GOAL >> All of the records below should be output exactly.

Part of a data file >>
────────────────

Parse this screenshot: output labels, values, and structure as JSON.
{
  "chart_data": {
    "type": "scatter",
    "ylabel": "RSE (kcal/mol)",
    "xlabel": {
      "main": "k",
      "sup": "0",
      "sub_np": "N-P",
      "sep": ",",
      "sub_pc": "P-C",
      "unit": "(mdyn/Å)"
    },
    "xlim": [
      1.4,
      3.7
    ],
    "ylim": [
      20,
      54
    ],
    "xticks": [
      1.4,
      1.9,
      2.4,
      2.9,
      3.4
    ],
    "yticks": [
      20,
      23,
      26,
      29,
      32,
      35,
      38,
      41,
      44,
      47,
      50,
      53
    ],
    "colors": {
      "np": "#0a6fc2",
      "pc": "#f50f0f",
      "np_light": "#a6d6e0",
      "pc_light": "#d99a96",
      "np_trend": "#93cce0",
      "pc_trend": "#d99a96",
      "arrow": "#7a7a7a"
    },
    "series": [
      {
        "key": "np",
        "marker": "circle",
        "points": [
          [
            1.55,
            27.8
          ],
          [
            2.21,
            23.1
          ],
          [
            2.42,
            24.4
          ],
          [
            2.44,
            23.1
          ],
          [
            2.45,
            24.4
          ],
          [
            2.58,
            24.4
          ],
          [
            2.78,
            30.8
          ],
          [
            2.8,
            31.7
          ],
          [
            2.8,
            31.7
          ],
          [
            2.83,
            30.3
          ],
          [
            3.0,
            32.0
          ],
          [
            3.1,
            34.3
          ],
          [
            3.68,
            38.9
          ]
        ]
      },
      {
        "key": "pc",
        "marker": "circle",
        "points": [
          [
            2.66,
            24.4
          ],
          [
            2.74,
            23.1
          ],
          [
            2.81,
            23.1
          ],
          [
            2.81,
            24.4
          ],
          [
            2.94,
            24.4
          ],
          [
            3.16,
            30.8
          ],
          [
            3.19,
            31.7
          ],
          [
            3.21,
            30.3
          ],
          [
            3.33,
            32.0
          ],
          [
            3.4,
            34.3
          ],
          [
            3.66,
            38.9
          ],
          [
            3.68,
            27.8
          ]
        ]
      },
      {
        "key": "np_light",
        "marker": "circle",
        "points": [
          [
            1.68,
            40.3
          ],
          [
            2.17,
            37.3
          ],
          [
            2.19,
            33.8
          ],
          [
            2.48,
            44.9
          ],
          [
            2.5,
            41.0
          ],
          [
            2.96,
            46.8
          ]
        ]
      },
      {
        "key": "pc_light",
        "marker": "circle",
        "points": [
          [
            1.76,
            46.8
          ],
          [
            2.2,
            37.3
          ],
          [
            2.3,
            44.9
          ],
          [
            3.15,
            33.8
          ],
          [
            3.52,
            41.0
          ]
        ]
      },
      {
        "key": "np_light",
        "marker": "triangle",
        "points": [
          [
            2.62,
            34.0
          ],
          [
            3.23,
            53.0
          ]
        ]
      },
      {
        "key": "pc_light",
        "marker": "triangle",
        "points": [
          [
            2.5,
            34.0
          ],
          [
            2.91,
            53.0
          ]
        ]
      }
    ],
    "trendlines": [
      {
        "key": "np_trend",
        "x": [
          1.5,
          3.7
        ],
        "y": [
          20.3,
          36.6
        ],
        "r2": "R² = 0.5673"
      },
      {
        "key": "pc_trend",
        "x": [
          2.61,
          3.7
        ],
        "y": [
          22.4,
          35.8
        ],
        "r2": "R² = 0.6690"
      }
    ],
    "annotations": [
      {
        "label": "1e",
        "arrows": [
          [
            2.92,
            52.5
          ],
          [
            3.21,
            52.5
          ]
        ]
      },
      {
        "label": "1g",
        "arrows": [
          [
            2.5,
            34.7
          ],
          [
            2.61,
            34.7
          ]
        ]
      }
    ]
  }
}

────────────────

EXERCISE RESULT >>
Parse this screenshot: output labels, values, and structure as JSON.
{
  "chart_data": {
    "type": "scatter",
    "ylabel": "RSE (kcal/mol)",
    "xlabel": {
      "main": "k",
      "sup": "0",
      "sub_np": "N-P",
      "sep": ",",
      "sub_pc": "P-C",
      "unit": "(mdyn/Å)"
    },
    "xlim": [
      1.4,
      3.7
    ],
    "ylim": [
      20,
      54
    ],
    "xticks": [
      1.4,
      1.9,
      2.4,
      2.9,
      3.4
    ],
    "yticks": [
      20,
      23,
      26,
      29,
      32,
      35,
      38,
      41,
      44,
      47,
      50,
      53
    ],
    "colors": {
      "np": "#0a6fc2",
      "pc": "#f50f0f",
      "np_light": "#a6d6e0",
      "pc_light": "#d99a96",
      "np_trend": "#93cce0",
      "pc_trend": "#d99a96",
      "arrow": "#7a7a7a"
    },
    "series": [
      {
        "key": "np",
        "marker": "circle",
        "points": [
          [
            1.55,
            27.8
          ],
          [
            2.21,
            23.1
          ],
          [
            2.42,
            24.4
          ],
          [
            2.44,
            23.1
          ],
          [
            2.45,
            24.4
          ],
          [
            2.58,
            24.4
          ],
          [
            2.78,
            30.8
          ],
          [
            2.8,
            31.7
          ],
          [
            2.8,
            31.7
          ],
          [
            2.83,
            30.3
          ],
          [
            3.0,
            32.0
          ],
          [
            3.1,
            34.3
          ],
          [
            3.68,
            38.9
          ]
        ]
      },
      {
        "key": "pc",
        "marker": "circle",
        "points": [
          [
            2.66,
            24.4
          ],
          [
            2.74,
            23.1
          ],
          [
            2.81,
            23.1
          ],
          [
            2.81,
            24.4
          ],
          [
            2.94,
            24.4
          ],
          [
            3.16,
            30.8
          ],
          [
            3.19,
            31.7
          ],
          [
            3.21,
            30.3
          ],
          [
            3.33,
            32.0
          ],
          [
            3.4,
            34.3
          ],
          [
            3.66,
            38.9
          ],
          [
            3.68,
            27.8
          ]
        ]
      },
      {
        "key": "np_light",
        "marker": "circle",
        "points": [
          [
            1.68,
            40.3
          ],
          [
            2.17,
            37.3
          ],
          [
            2.19,
            33.8
          ],
          [
            2.48,
            44.9
          ],
          [
            2.5,
            41.0
          ],
          [
            2.96,
            46.8
          ]
        ]
      },
      {
        "key": "pc_light",
        "marker": "circle",
        "points": [
          [
            1.76,
            46.8
          ],
          [
            2.2,
            37.3
          ],
          [
            2.3,
            44.9
          ],
          [
            3.15,
            33.8
          ],
          [
            3.52,
            41.0
          ]
        ]
      },
      {
        "key": "np_light",
        "marker": "triangle",
        "points": [
          [
            2.62,
            34.0
          ],
          [
            3.23,
            53.0
          ]
        ]
      },
      {
        "key": "pc_light",
        "marker": "triangle",
        "points": [
          [
            2.5,
            34.0
          ],
          [
            2.91,
            53.0
          ]
        ]
      }
    ],
    "trendlines": [
      {
        "key": "np_trend",
        "x": [
          1.5,
          3.7
        ],
        "y": [
          20.3,
          36.6
        ],
        "r2": "R² = 0.5673"
      },
      {
        "key": "pc_trend",
        "x": [
          2.61,
          3.7
        ],
        "y": [
          22.4,
          35.8
        ],
        "r2": "R² = 0.6690"
      }
    ],
    "annotations": [
      {
        "label": "1e",
        "arrows": [
          [
            2.92,
            52.5
          ],
          [
            3.21,
            52.5
          ]
        ]
      },
      {
        "label": "1g",
        "arrows": [
          [
            2.5,
            34.7
          ],
          [
            2.61,
            34.7
          ]
        ]
      }
    ]
  }
}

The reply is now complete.